REQUIREMENT:
Reproduce every line of the material below, substituting "clickable" for each occurrence of "interactable" and leaving everything else unchanged.

Data entries:
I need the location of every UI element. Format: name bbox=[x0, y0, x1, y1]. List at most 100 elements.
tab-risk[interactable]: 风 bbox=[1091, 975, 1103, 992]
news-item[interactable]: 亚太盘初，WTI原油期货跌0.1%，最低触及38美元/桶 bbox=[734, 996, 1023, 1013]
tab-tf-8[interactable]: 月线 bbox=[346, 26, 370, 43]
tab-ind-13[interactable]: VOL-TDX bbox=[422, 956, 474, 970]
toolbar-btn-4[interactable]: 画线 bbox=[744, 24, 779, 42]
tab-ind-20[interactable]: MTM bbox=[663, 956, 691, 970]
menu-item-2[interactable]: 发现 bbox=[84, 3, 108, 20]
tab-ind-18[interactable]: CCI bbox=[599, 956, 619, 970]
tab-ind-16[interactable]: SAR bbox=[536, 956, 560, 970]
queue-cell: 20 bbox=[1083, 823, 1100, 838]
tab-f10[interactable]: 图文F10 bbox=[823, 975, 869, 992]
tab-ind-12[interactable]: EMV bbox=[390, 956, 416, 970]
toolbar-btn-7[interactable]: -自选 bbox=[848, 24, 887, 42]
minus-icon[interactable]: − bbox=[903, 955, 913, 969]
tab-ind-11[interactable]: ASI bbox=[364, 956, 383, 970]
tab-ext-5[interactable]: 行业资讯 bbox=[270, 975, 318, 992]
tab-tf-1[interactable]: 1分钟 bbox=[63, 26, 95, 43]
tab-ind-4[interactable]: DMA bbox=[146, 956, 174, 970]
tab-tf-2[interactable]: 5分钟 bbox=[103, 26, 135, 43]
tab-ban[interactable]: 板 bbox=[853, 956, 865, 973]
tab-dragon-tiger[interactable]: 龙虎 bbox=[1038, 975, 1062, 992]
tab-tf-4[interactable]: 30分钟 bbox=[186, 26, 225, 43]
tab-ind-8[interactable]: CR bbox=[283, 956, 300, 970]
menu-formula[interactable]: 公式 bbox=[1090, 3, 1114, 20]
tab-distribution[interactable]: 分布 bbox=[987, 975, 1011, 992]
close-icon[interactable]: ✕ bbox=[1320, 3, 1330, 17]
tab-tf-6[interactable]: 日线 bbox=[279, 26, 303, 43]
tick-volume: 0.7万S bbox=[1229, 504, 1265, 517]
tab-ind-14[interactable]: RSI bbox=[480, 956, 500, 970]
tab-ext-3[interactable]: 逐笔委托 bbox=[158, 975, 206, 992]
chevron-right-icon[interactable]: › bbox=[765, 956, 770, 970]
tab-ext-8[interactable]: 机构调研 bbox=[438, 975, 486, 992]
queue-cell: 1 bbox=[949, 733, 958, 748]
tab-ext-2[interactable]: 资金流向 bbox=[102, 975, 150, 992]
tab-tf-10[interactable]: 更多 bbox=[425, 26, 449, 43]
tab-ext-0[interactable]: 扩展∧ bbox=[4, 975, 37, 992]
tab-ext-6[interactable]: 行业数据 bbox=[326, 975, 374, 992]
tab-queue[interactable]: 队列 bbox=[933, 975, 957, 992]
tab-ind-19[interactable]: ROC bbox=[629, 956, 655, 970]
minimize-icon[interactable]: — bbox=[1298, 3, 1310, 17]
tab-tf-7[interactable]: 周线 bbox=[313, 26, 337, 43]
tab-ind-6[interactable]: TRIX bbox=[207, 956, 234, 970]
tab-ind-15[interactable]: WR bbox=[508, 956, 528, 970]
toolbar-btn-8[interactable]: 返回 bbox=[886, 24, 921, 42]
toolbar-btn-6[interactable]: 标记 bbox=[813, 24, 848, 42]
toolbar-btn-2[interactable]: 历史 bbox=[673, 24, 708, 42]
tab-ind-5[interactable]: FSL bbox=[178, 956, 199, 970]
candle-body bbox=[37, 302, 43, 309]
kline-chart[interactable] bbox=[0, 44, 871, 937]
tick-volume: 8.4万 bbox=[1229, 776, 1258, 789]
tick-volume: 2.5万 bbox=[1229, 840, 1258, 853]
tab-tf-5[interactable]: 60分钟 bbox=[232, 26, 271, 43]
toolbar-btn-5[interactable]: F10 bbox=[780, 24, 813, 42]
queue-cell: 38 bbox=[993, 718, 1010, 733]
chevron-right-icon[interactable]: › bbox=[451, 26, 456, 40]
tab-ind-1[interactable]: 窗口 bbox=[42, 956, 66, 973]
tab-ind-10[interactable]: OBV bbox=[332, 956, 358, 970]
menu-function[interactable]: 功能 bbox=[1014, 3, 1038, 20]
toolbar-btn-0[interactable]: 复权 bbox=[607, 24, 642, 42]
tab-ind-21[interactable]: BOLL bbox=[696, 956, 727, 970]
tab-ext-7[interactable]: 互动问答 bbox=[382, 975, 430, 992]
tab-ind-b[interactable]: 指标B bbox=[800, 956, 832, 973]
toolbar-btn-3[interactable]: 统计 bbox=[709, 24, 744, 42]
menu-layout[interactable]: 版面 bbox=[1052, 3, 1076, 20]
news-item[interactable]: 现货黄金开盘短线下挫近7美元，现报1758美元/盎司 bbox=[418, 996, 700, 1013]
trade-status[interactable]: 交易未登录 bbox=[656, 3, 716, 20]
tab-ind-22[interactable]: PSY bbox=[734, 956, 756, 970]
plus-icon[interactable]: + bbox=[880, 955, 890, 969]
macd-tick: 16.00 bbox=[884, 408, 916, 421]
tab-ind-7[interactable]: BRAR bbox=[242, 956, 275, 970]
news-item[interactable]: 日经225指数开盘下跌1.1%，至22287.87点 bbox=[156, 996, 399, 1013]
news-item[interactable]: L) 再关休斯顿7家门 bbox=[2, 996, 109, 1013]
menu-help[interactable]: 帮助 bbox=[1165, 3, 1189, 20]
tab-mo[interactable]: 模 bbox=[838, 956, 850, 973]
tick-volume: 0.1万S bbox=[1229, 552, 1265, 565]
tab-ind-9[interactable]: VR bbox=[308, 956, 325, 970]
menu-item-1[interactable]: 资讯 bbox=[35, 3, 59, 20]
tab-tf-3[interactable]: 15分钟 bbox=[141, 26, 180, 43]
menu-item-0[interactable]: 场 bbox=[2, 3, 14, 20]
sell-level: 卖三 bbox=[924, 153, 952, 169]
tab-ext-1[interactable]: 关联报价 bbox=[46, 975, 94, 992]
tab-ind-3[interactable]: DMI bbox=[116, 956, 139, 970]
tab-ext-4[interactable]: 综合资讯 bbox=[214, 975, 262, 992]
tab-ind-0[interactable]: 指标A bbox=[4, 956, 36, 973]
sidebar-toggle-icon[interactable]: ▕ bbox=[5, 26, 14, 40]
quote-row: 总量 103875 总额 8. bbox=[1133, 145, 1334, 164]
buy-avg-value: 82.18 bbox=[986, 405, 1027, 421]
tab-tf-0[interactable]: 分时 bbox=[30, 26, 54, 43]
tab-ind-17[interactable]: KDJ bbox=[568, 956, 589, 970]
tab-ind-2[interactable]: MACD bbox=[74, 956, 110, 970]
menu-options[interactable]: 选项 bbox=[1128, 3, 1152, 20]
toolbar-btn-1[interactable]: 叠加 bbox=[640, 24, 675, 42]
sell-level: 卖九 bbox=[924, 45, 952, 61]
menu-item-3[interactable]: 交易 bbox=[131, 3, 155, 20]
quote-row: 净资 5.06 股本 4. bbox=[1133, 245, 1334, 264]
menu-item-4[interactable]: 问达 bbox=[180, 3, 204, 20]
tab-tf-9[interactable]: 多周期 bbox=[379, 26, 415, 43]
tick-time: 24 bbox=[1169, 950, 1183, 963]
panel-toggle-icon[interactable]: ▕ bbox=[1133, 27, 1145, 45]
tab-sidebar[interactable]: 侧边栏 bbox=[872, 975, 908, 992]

TASK RESULT:
I need the location of every UI element. Format: name bbox=[x0, y0, x1, y1]. List at most 100 elements.
tab-risk[clickable]: 风 bbox=[1091, 975, 1103, 992]
news-item[clickable]: 亚太盘初，WTI原油期货跌0.1%，最低触及38美元/桶 bbox=[734, 996, 1023, 1013]
tab-tf-8[clickable]: 月线 bbox=[346, 26, 370, 43]
tab-ind-13[clickable]: VOL-TDX bbox=[422, 956, 474, 970]
toolbar-btn-4[clickable]: 画线 bbox=[744, 24, 779, 42]
tab-ind-20[clickable]: MTM bbox=[663, 956, 691, 970]
menu-item-2[clickable]: 发现 bbox=[84, 3, 108, 20]
tab-ind-18[clickable]: CCI bbox=[599, 956, 619, 970]
tab-ind-16[clickable]: SAR bbox=[536, 956, 560, 970]
queue-cell: 20 bbox=[1083, 823, 1100, 838]
tab-f10[clickable]: 图文F10 bbox=[823, 975, 869, 992]
tab-ind-12[clickable]: EMV bbox=[390, 956, 416, 970]
toolbar-btn-7[clickable]: -自选 bbox=[848, 24, 887, 42]
minus-icon[clickable]: − bbox=[903, 955, 913, 969]
tab-ind-11[clickable]: ASI bbox=[364, 956, 383, 970]
tab-ext-5[clickable]: 行业资讯 bbox=[270, 975, 318, 992]
tab-tf-1[clickable]: 1分钟 bbox=[63, 26, 95, 43]
tab-ind-4[clickable]: DMA bbox=[146, 956, 174, 970]
tab-tf-2[clickable]: 5分钟 bbox=[103, 26, 135, 43]
tab-ban[clickable]: 板 bbox=[853, 956, 865, 973]
tab-dragon-tiger[clickable]: 龙虎 bbox=[1038, 975, 1062, 992]
tab-tf-4[clickable]: 30分钟 bbox=[186, 26, 225, 43]
tab-ind-8[clickable]: CR bbox=[283, 956, 300, 970]
menu-formula[clickable]: 公式 bbox=[1090, 3, 1114, 20]
tab-distribution[clickable]: 分布 bbox=[987, 975, 1011, 992]
close-icon[clickable]: ✕ bbox=[1320, 3, 1330, 17]
tab-tf-6[clickable]: 日线 bbox=[279, 26, 303, 43]
tick-volume: 0.7万S bbox=[1229, 504, 1265, 517]
tab-ind-14[clickable]: RSI bbox=[480, 956, 500, 970]
tab-ext-3[clickable]: 逐笔委托 bbox=[158, 975, 206, 992]
chevron-right-icon[clickable]: › bbox=[765, 956, 770, 970]
tab-ext-8[clickable]: 机构调研 bbox=[438, 975, 486, 992]
queue-cell: 1 bbox=[949, 733, 958, 748]
tab-ext-2[clickable]: 资金流向 bbox=[102, 975, 150, 992]
tab-tf-10[clickable]: 更多 bbox=[425, 26, 449, 43]
tab-ext-0[clickable]: 扩展∧ bbox=[4, 975, 37, 992]
tab-ext-6[clickable]: 行业数据 bbox=[326, 975, 374, 992]
tab-queue[clickable]: 队列 bbox=[933, 975, 957, 992]
tab-ind-19[clickable]: ROC bbox=[629, 956, 655, 970]
minimize-icon[clickable]: — bbox=[1298, 3, 1310, 17]
tab-tf-7[clickable]: 周线 bbox=[313, 26, 337, 43]
tab-ind-6[clickable]: TRIX bbox=[207, 956, 234, 970]
tab-ind-15[clickable]: WR bbox=[508, 956, 528, 970]
toolbar-btn-8[clickable]: 返回 bbox=[886, 24, 921, 42]
toolbar-btn-6[clickable]: 标记 bbox=[813, 24, 848, 42]
toolbar-btn-2[clickable]: 历史 bbox=[673, 24, 708, 42]
tab-ind-5[clickable]: FSL bbox=[178, 956, 199, 970]
candle-body bbox=[37, 302, 43, 309]
kline-chart[clickable] bbox=[0, 44, 871, 937]
tick-volume: 8.4万 bbox=[1229, 776, 1258, 789]
tick-volume: 2.5万 bbox=[1229, 840, 1258, 853]
tab-tf-5[clickable]: 60分钟 bbox=[232, 26, 271, 43]
toolbar-btn-5[clickable]: F10 bbox=[780, 24, 813, 42]
queue-cell: 38 bbox=[993, 718, 1010, 733]
chevron-right-icon[clickable]: › bbox=[451, 26, 456, 40]
tab-ind-1[clickable]: 窗口 bbox=[42, 956, 66, 973]
tab-ind-10[clickable]: OBV bbox=[332, 956, 358, 970]
menu-function[clickable]: 功能 bbox=[1014, 3, 1038, 20]
toolbar-btn-0[clickable]: 复权 bbox=[607, 24, 642, 42]
tab-ind-21[clickable]: BOLL bbox=[696, 956, 727, 970]
tab-ext-7[clickable]: 互动问答 bbox=[382, 975, 430, 992]
tab-ind-b[clickable]: 指标B bbox=[800, 956, 832, 973]
toolbar-btn-3[clickable]: 统计 bbox=[709, 24, 744, 42]
menu-layout[clickable]: 版面 bbox=[1052, 3, 1076, 20]
news-item[clickable]: 现货黄金开盘短线下挫近7美元，现报1758美元/盎司 bbox=[418, 996, 700, 1013]
trade-status[clickable]: 交易未登录 bbox=[656, 3, 716, 20]
tab-ind-22[clickable]: PSY bbox=[734, 956, 756, 970]
plus-icon[clickable]: + bbox=[880, 955, 890, 969]
macd-tick: 16.00 bbox=[884, 408, 916, 421]
tab-ind-7[clickable]: BRAR bbox=[242, 956, 275, 970]
news-item[clickable]: 日经225指数开盘下跌1.1%，至22287.87点 bbox=[156, 996, 399, 1013]
news-item[clickable]: L) 再关休斯顿7家门 bbox=[2, 996, 109, 1013]
menu-help[clickable]: 帮助 bbox=[1165, 3, 1189, 20]
tab-mo[clickable]: 模 bbox=[838, 956, 850, 973]
tick-volume: 0.1万S bbox=[1229, 552, 1265, 565]
tab-ind-9[clickable]: VR bbox=[308, 956, 325, 970]
menu-item-1[clickable]: 资讯 bbox=[35, 3, 59, 20]
tab-tf-3[clickable]: 15分钟 bbox=[141, 26, 180, 43]
menu-item-0[clickable]: 场 bbox=[2, 3, 14, 20]
sell-level: 卖三 bbox=[924, 153, 952, 169]
tab-ext-1[clickable]: 关联报价 bbox=[46, 975, 94, 992]
tab-ind-3[clickable]: DMI bbox=[116, 956, 139, 970]
tab-ext-4[clickable]: 综合资讯 bbox=[214, 975, 262, 992]
tab-ind-0[clickable]: 指标A bbox=[4, 956, 36, 973]
sidebar-toggle-icon[clickable]: ▕ bbox=[5, 26, 14, 40]
quote-row: 总量 103875 总额 8. bbox=[1133, 145, 1334, 164]
buy-avg-value: 82.18 bbox=[986, 405, 1027, 421]
tab-tf-0[clickable]: 分时 bbox=[30, 26, 54, 43]
tab-ind-17[clickable]: KDJ bbox=[568, 956, 589, 970]
tab-ind-2[clickable]: MACD bbox=[74, 956, 110, 970]
menu-options[clickable]: 选项 bbox=[1128, 3, 1152, 20]
toolbar-btn-1[clickable]: 叠加 bbox=[640, 24, 675, 42]
sell-level: 卖九 bbox=[924, 45, 952, 61]
menu-item-3[clickable]: 交易 bbox=[131, 3, 155, 20]
quote-row: 净资 5.06 股本 4. bbox=[1133, 245, 1334, 264]
menu-item-4[clickable]: 问达 bbox=[180, 3, 204, 20]
tab-tf-9[clickable]: 多周期 bbox=[379, 26, 415, 43]
tick-time: 24 bbox=[1169, 950, 1183, 963]
panel-toggle-icon[clickable]: ▕ bbox=[1133, 27, 1145, 45]
tab-sidebar[clickable]: 侧边栏 bbox=[872, 975, 908, 992]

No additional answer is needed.